■ **Objective**
Return only the number of lines holding the word "التلخيص".

■ **Data lines**

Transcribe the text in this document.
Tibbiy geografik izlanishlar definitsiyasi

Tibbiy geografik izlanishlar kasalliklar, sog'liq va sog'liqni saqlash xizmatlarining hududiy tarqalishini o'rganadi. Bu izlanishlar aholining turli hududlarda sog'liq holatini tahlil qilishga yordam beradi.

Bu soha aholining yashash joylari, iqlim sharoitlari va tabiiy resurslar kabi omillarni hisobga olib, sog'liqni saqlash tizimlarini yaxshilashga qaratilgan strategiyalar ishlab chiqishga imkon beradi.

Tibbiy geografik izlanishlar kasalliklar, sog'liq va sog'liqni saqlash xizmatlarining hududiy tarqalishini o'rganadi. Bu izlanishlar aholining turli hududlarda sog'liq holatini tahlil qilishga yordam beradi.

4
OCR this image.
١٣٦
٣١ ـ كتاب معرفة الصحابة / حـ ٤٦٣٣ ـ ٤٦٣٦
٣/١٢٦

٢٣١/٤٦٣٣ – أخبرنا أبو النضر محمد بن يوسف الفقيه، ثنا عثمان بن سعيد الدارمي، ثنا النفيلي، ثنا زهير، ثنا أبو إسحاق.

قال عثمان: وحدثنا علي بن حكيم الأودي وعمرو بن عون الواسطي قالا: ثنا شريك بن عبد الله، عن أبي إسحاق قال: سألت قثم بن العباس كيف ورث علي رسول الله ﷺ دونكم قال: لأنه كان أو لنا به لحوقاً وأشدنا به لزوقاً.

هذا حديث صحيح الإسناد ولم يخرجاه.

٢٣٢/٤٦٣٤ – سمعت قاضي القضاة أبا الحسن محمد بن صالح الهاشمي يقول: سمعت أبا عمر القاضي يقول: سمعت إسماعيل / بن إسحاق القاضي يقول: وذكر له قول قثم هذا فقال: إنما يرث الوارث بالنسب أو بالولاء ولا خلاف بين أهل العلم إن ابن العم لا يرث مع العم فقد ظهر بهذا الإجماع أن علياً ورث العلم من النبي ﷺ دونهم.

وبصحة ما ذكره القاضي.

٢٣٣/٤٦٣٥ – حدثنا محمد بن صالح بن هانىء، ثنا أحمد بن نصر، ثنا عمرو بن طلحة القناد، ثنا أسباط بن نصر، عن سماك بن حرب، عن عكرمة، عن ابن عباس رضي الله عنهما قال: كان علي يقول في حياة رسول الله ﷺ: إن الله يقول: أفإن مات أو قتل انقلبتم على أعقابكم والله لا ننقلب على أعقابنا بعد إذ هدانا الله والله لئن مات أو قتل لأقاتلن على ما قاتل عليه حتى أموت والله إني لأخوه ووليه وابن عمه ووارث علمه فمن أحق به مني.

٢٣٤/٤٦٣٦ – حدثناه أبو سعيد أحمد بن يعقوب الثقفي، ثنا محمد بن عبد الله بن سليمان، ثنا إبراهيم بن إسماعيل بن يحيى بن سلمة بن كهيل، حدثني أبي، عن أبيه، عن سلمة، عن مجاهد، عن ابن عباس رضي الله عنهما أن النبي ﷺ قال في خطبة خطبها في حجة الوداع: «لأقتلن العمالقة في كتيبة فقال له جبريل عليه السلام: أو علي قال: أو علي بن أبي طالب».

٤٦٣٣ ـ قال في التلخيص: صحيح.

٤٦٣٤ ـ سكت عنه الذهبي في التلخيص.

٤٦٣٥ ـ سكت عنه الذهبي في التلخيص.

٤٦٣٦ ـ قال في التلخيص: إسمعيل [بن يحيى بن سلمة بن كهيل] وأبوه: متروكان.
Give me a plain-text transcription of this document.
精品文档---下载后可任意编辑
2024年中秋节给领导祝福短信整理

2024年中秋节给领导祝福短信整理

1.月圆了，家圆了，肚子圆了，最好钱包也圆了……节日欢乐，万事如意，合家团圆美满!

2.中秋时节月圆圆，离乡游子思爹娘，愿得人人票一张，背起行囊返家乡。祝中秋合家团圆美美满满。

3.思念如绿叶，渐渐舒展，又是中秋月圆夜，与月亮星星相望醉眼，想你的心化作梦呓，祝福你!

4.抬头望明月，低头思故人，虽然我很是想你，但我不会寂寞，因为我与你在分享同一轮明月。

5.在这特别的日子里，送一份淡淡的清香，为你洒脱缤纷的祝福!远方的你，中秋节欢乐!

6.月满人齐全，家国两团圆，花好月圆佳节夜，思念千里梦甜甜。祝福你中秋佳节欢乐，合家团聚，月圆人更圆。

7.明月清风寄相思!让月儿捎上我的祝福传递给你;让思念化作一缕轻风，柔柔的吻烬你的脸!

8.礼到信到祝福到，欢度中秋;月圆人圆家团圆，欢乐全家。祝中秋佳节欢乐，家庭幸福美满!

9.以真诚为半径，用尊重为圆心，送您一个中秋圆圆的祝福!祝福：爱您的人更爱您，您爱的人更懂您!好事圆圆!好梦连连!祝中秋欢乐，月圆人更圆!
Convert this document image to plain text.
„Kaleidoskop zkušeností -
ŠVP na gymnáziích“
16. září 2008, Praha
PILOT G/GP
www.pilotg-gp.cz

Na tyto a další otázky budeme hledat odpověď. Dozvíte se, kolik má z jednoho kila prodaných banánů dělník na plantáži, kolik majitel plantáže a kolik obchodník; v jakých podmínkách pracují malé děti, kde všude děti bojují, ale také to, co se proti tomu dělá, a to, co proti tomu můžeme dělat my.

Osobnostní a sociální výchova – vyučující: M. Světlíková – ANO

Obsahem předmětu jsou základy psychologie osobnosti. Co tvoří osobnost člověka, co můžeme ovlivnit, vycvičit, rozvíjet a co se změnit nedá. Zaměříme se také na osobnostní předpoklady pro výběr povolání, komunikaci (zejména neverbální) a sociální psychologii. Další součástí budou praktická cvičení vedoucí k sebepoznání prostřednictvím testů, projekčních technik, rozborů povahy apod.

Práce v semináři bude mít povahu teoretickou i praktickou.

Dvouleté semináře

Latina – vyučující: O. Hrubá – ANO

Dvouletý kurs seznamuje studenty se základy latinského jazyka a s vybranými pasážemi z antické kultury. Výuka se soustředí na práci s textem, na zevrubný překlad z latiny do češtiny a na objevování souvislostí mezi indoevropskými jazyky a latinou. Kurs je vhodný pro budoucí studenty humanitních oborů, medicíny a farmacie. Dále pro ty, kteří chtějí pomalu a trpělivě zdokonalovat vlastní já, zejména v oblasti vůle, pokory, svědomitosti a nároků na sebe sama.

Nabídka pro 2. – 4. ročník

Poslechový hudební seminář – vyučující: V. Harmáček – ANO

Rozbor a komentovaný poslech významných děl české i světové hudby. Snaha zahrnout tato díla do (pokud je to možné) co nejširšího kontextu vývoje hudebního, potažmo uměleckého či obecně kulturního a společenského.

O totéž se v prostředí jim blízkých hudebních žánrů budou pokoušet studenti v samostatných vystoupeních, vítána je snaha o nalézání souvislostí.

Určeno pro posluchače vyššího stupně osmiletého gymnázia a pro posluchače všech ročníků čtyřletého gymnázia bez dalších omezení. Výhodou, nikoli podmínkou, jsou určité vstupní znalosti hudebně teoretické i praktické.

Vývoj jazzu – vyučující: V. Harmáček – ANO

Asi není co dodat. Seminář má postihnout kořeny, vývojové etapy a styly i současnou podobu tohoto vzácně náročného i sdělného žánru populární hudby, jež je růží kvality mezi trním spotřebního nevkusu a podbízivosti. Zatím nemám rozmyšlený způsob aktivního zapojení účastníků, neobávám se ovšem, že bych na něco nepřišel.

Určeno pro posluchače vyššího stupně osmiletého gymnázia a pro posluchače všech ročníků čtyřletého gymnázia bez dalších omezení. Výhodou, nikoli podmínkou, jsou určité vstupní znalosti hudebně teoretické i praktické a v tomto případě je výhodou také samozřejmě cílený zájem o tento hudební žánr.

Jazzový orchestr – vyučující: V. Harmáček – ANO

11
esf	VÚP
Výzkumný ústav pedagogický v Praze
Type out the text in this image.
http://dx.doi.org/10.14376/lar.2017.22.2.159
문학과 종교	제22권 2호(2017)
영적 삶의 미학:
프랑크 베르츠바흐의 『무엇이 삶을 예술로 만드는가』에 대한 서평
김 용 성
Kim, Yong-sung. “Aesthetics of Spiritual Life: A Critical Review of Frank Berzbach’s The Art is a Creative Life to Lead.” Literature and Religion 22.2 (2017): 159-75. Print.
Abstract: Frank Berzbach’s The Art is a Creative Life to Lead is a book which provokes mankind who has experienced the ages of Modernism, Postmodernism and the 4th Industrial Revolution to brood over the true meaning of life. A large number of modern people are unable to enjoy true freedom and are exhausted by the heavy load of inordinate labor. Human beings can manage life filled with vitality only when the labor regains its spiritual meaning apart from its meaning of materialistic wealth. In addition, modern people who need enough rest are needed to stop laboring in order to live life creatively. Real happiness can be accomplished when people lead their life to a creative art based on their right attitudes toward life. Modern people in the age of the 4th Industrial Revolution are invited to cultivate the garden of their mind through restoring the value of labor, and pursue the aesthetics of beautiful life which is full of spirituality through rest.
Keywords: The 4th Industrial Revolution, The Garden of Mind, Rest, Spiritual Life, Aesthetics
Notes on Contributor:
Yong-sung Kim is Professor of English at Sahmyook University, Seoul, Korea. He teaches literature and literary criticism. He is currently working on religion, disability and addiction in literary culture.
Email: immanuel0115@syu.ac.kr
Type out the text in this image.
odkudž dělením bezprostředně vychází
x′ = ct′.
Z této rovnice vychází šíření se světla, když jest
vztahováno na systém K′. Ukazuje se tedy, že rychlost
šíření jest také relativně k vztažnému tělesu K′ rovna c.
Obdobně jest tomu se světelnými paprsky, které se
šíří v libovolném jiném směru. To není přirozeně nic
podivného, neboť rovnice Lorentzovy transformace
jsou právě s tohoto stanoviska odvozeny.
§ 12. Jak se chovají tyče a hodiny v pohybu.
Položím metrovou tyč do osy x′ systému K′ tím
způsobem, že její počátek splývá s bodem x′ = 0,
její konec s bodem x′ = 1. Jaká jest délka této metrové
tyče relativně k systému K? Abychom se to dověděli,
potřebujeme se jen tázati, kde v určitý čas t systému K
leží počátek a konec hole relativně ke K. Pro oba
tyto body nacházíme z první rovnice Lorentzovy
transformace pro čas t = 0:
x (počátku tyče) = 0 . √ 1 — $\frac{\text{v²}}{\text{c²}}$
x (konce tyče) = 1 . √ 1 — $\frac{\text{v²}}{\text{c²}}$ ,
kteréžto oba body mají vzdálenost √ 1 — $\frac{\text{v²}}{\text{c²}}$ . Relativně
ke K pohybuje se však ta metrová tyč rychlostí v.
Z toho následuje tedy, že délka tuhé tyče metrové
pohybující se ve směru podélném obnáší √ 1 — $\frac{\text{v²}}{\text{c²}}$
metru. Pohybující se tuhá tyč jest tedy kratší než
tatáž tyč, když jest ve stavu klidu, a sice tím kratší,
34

■ **Response**
4